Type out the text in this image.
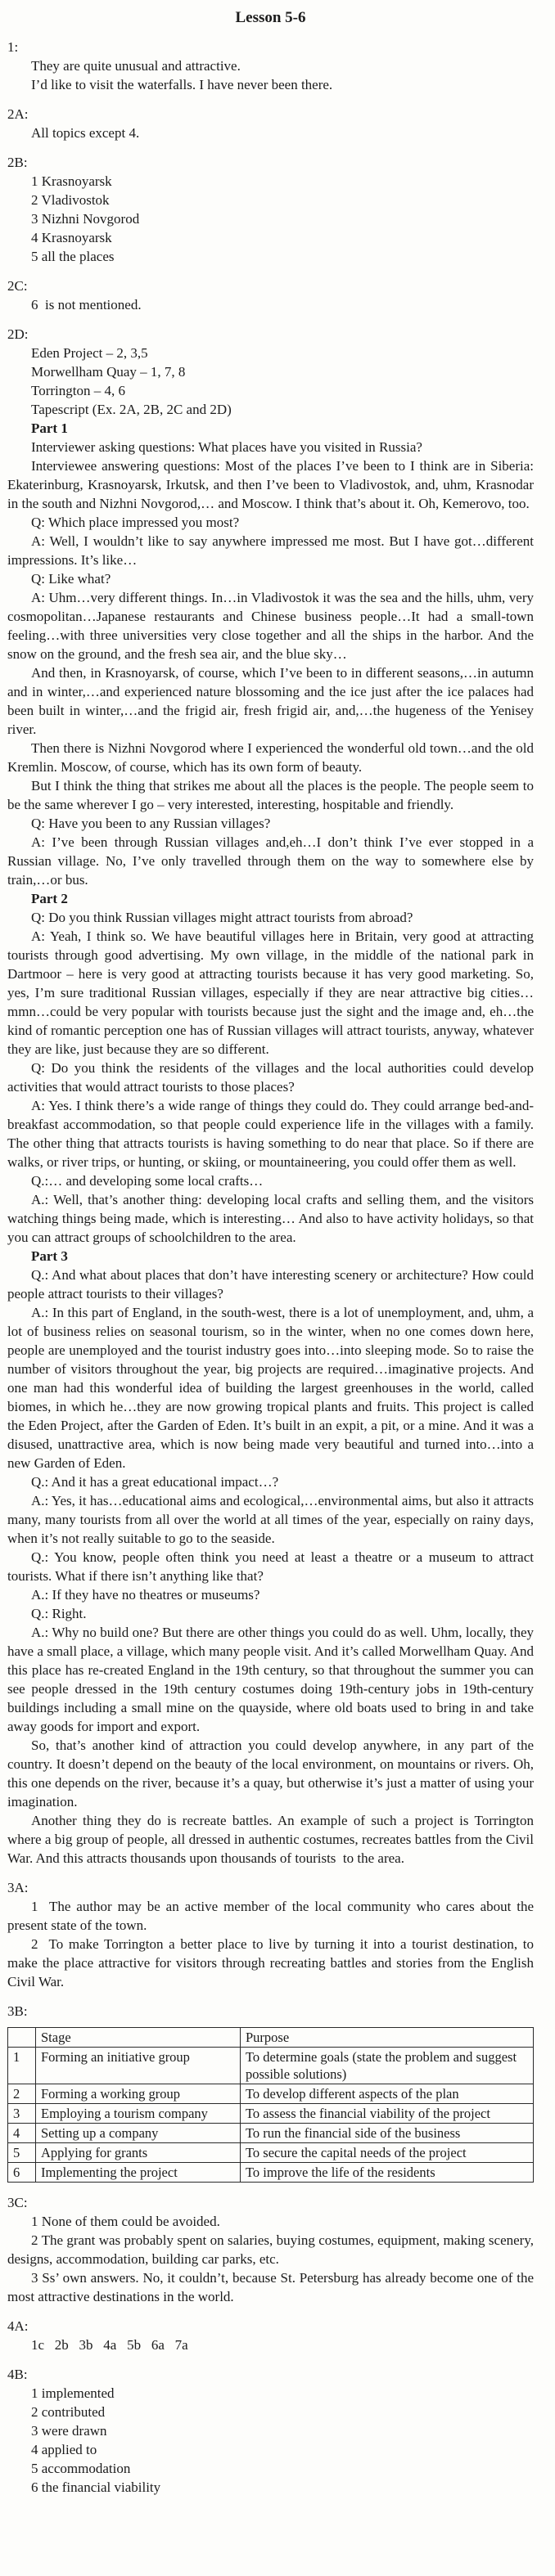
Lesson 5-6
1:
They are quite unusual and attractive.
I’d like to visit the waterfalls. I have never been there.
2A:
All topics except 4.
2B:
1 Krasnoyarsk
2 Vladivostok
3 Nizhni Novgorod
4 Krasnoyarsk
5 all the places
2C:
6  is not mentioned.
2D:
Eden Project – 2, 3,5
Morwellham Quay – 1, 7, 8
Torrington – 4, 6
Tapescript (Ex. 2A, 2B, 2C and 2D)
Part 1

Interviewer asking questions: What places have you visited in Russia?

Interviewee answering questions: Most of the places I’ve been to I think are in Siberia: Ekaterinburg, Krasnoyarsk, Irkutsk, and then I’ve been to Vladivostok, and, uhm, Krasnodar in the south and Nizhni Novgorod,… and Moscow. I think that’s about it. Oh, Kemerovo, too.

Q: Which place impressed you most?

A: Well, I wouldn’t like to say anywhere impressed me most. But I have got…different impressions. It’s like…

Q: Like what?

A: Uhm…very different things. In…in Vladivostok it was the sea and the hills, uhm, very cosmopolitan…Japanese restaurants and Chinese business people…It had a small-town feeling…with three universities very close together and all the ships in the harbor. And the snow on the ground, and the fresh sea air, and the blue sky…

And then, in Krasnoyarsk, of course, which I’ve been to in different seasons,…in autumn and in winter,…and experienced nature blossoming and the ice just after the ice palaces had been built in winter,…and the frigid air, fresh frigid air, and,…the hugeness of the Yenisey river.

Then there is Nizhni Novgorod where I experienced the wonderful old town…and the old Kremlin. Moscow, of course, which has its own form of beauty.

But I think the thing that strikes me about all the places is the people. The people seem to be the same wherever I go – very interested, interesting, hospitable and friendly.

Q: Have you been to any Russian villages?

A: I’ve been through Russian villages and,eh…I don’t think I’ve ever stopped in a Russian village. No, I’ve only travelled through them on the way to somewhere else by train,…or bus.

Part 2

Q: Do you think Russian villages might attract tourists from abroad?

A: Yeah, I think so. We have beautiful villages here in Britain, very good at attracting tourists through good advertising. My own village, in the middle of the national park in Dartmoor – here is very good at attracting tourists because it has very good marketing. So, yes, I’m sure traditional Russian villages, especially if they are near attractive big cities…mmn…could be very popular with tourists because just the sight and the image and, eh…the kind of romantic perception one has of Russian villages will attract tourists, anyway, whatever they are like, just because they are so different.

Q: Do you think the residents of the villages and the local authorities could develop activities that would attract tourists to those places?

A: Yes. I think there’s a wide range of things they could do. They could arrange bed-and-breakfast accommodation, so that people could experience life in the villages with a family. The other thing that attracts tourists is having something to do near that place. So if there are walks, or river trips, or hunting, or skiing, or mountaineering, you could offer them as well.

Q.:… and developing some local crafts…

A.: Well, that’s another thing: developing local crafts and selling them, and the visitors watching things being made, which is interesting… And also to have activity holidays, so that you can attract groups of schoolchildren to the area.

Part 3

Q.: And what about places that don’t have interesting scenery or architecture? How could people attract tourists to their villages?

A.: In this part of England, in the south-west, there is a lot of unemployment, and, uhm, a lot of business relies on seasonal tourism, so in the winter, when no one comes down here, people are unemployed and the tourist industry goes into…into sleeping mode. So to raise the number of visitors throughout the year, big projects are required…imaginative projects. And one man had this wonderful idea of building the largest greenhouses in the world, called biomes, in which he…they are now growing tropical plants and fruits. This project is called the Eden Project, after the Garden of Eden. It’s built in an expit, a pit, or a mine. And it was a disused, unattractive area, which is now being made very beautiful and turned into…into a new Garden of Eden.

Q.: And it has a great educational impact…?

A.: Yes, it has…educational aims and ecological,…environmental aims, but also it attracts many, many tourists from all over the world at all times of the year, especially on rainy days, when it’s not really suitable to go to the seaside.

Q.: You know, people often think you need at least a theatre or a museum to attract  tourists. What if there isn’t anything like that?

A.: If they have no theatres or museums?

Q.: Right.

A.: Why no build one? But there are other things you could do as well. Uhm, locally, they have a small place, a village, which many people visit. And it’s called Morwellham Quay. And this place has re-created England in the 19th century, so that throughout the summer you can see people dressed in the 19th century costumes doing 19th-century jobs in 19th-century buildings including a small mine on the quayside, where old boats used to bring in and take away goods for import and export.

So, that’s another kind of attraction you could develop anywhere, in any part of the country. It doesn’t depend on the beauty of the local environment, on mountains or rivers. Oh, this one depends on the river, because it’s a quay, but otherwise it’s just a matter of using your imagination.

Another thing they do is recreate battles. An example of such a project is Torrington where a big group of people, all dressed in authentic costumes, recreates battles from the Civil War. And this attracts thousands upon thousands of tourists  to the area.

3A:

1  The author may be an active member of the local community who cares about the present state of the town.

2  To make Torrington a better place to live by turning it into a tourist destination, to make the place attractive for visitors through recreating battles and stories from the English Civil War.

3B:
	Stage	Purpose
1	Forming an initiative group	To determine goals (state the problem and suggest possible solutions)
2	Forming a working group	To develop different aspects of the plan
3	Employing a tourism company	To assess the financial viability of the project
4	Setting up a company	To run the financial side of the business
5	Applying for grants	To secure the capital needs of the project
6	Implementing the project	To improve the life of the residents
3C:

1 None of them could be avoided.

2 The grant was probably spent on salaries, buying costumes, equipment, making scenery, designs, accommodation, building car parks, etc.

3 Ss’ own answers. No, it couldn’t, because St. Petersburg has already become one of the most attractive destinations in the world.

4A:
1c   2b   3b   4a   5b   6a   7a
4B:
1 implemented
2 contributed
3 were drawn
4 applied to
5 accommodation
6 the financial viability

※

Counting only lines that hold the word "company", say how many there are in the listing above and add nothing.

_Exercise solution_
2